• Activity:
Retype the records below exactly as they appear, but leave out any pictures.

• Records to process:
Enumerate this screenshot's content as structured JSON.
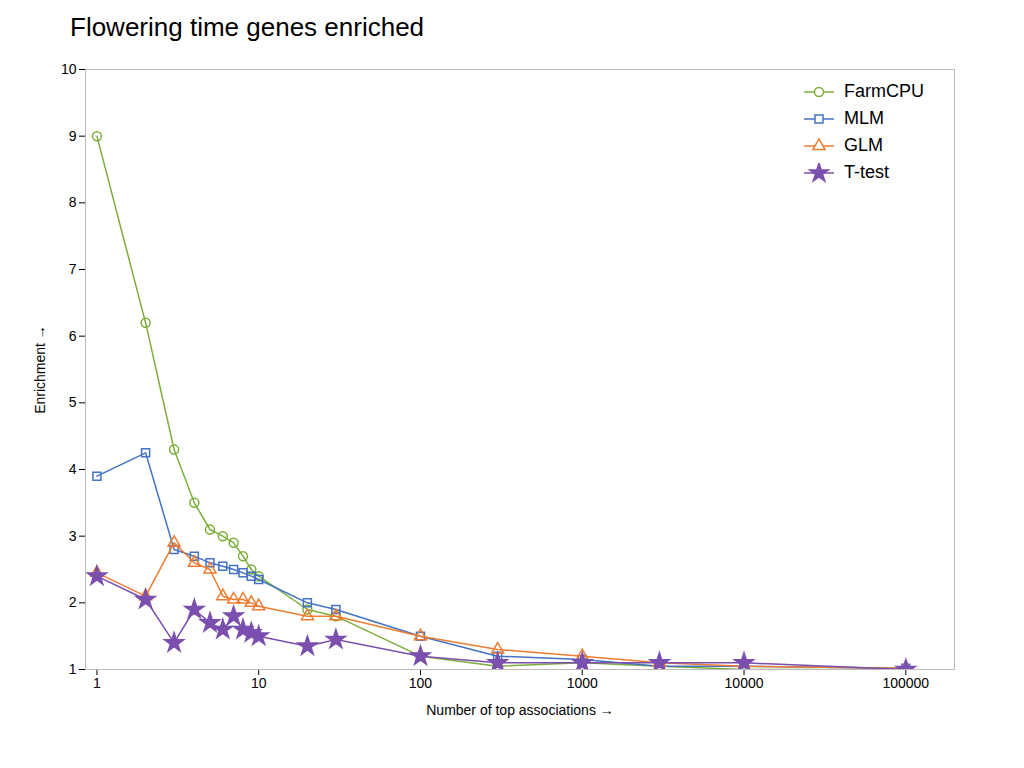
{
  "chart_data": {
    "type": "line",
    "title": "Flowering time genes enriched",
    "xlabel": "Number of top associations",
    "ylabel": "Enrichment",
    "log": "x",
    "grid": false,
    "legend": "upper right",
    "xlim": [
      0.85,
      200000
    ],
    "xticks": [
      1,
      10,
      100,
      1000,
      10000,
      100000
    ],
    "ylim": [
      1,
      10
    ],
    "yticks": [
      1,
      2,
      3,
      4,
      5,
      6,
      7,
      8,
      9,
      10
    ],
    "x": [
      1,
      2,
      3,
      4,
      5,
      6,
      7,
      8,
      9,
      10,
      20,
      30,
      100,
      300,
      1000,
      3000,
      10000,
      100000
    ],
    "series": [
      {
        "name": "FarmCPU",
        "color": "#7BAF3A",
        "marker": "circle",
        "values": [
          9.0,
          6.2,
          4.3,
          3.5,
          3.1,
          3.0,
          2.9,
          2.7,
          2.5,
          2.4,
          1.9,
          1.8,
          1.2,
          1.05,
          1.1,
          1.05,
          1.0,
          1.0
        ]
      },
      {
        "name": "MLM",
        "color": "#4472C4",
        "marker": "square",
        "values": [
          3.9,
          4.25,
          2.8,
          2.7,
          2.6,
          2.55,
          2.5,
          2.45,
          2.4,
          2.35,
          2.0,
          1.9,
          1.5,
          1.2,
          1.15,
          1.05,
          1.05,
          1.02
        ]
      },
      {
        "name": "GLM",
        "color": "#ED7D31",
        "marker": "triangle",
        "values": [
          2.45,
          2.1,
          2.9,
          2.6,
          2.5,
          2.1,
          2.05,
          2.05,
          2.0,
          1.95,
          1.8,
          1.8,
          1.5,
          1.3,
          1.2,
          1.1,
          1.05,
          1.02
        ]
      },
      {
        "name": "T-test",
        "color": "#7B4FAE",
        "marker": "star",
        "values": [
          2.4,
          2.05,
          1.4,
          1.9,
          1.7,
          1.6,
          1.8,
          1.6,
          1.55,
          1.5,
          1.35,
          1.45,
          1.2,
          1.1,
          1.1,
          1.1,
          1.1,
          1.0
        ]
      }
    ]
  }
}
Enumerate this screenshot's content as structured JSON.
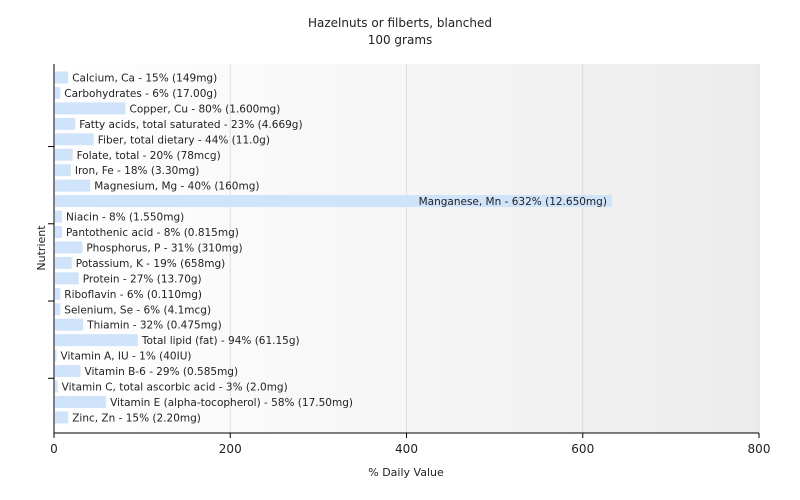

• Solved exercise:
Enumerate this screenshot's content as structured JSON.
{
  "chart_data": {
    "type": "line",
    "title": "Flowering time genes enriched",
    "xlabel": "Number of top associations",
    "ylabel": "Enrichment",
    "log": "x",
    "grid": false,
    "legend": "upper right",
    "xlim": [
      0.85,
      200000
    ],
    "xticks": [
      1,
      10,
      100,
      1000,
      10000,
      100000
    ],
    "ylim": [
      1,
      10
    ],
    "yticks": [
      1,
      2,
      3,
      4,
      5,
      6,
      7,
      8,
      9,
      10
    ],
    "x": [
      1,
      2,
      3,
      4,
      5,
      6,
      7,
      8,
      9,
      10,
      20,
      30,
      100,
      300,
      1000,
      3000,
      10000,
      100000
    ],
    "series": [
      {
        "name": "FarmCPU",
        "color": "#7BAF3A",
        "marker": "circle",
        "values": [
          9.0,
          6.2,
          4.3,
          3.5,
          3.1,
          3.0,
          2.9,
          2.7,
          2.5,
          2.4,
          1.9,
          1.8,
          1.2,
          1.05,
          1.1,
          1.05,
          1.0,
          1.0
        ]
      },
      {
        "name": "MLM",
        "color": "#4472C4",
        "marker": "square",
        "values": [
          3.9,
          4.25,
          2.8,
          2.7,
          2.6,
          2.55,
          2.5,
          2.45,
          2.4,
          2.35,
          2.0,
          1.9,
          1.5,
          1.2,
          1.15,
          1.05,
          1.05,
          1.02
        ]
      },
      {
        "name": "GLM",
        "color": "#ED7D31",
        "marker": "triangle",
        "values": [
          2.45,
          2.1,
          2.9,
          2.6,
          2.5,
          2.1,
          2.05,
          2.05,
          2.0,
          1.95,
          1.8,
          1.8,
          1.5,
          1.3,
          1.2,
          1.1,
          1.05,
          1.02
        ]
      },
      {
        "name": "T-test",
        "color": "#7B4FAE",
        "marker": "star",
        "values": [
          2.4,
          2.05,
          1.4,
          1.9,
          1.7,
          1.6,
          1.8,
          1.6,
          1.55,
          1.5,
          1.35,
          1.45,
          1.2,
          1.1,
          1.1,
          1.1,
          1.1,
          1.0
        ]
      }
    ]
  }
}
Enumerate this screenshot's content as structured JSON.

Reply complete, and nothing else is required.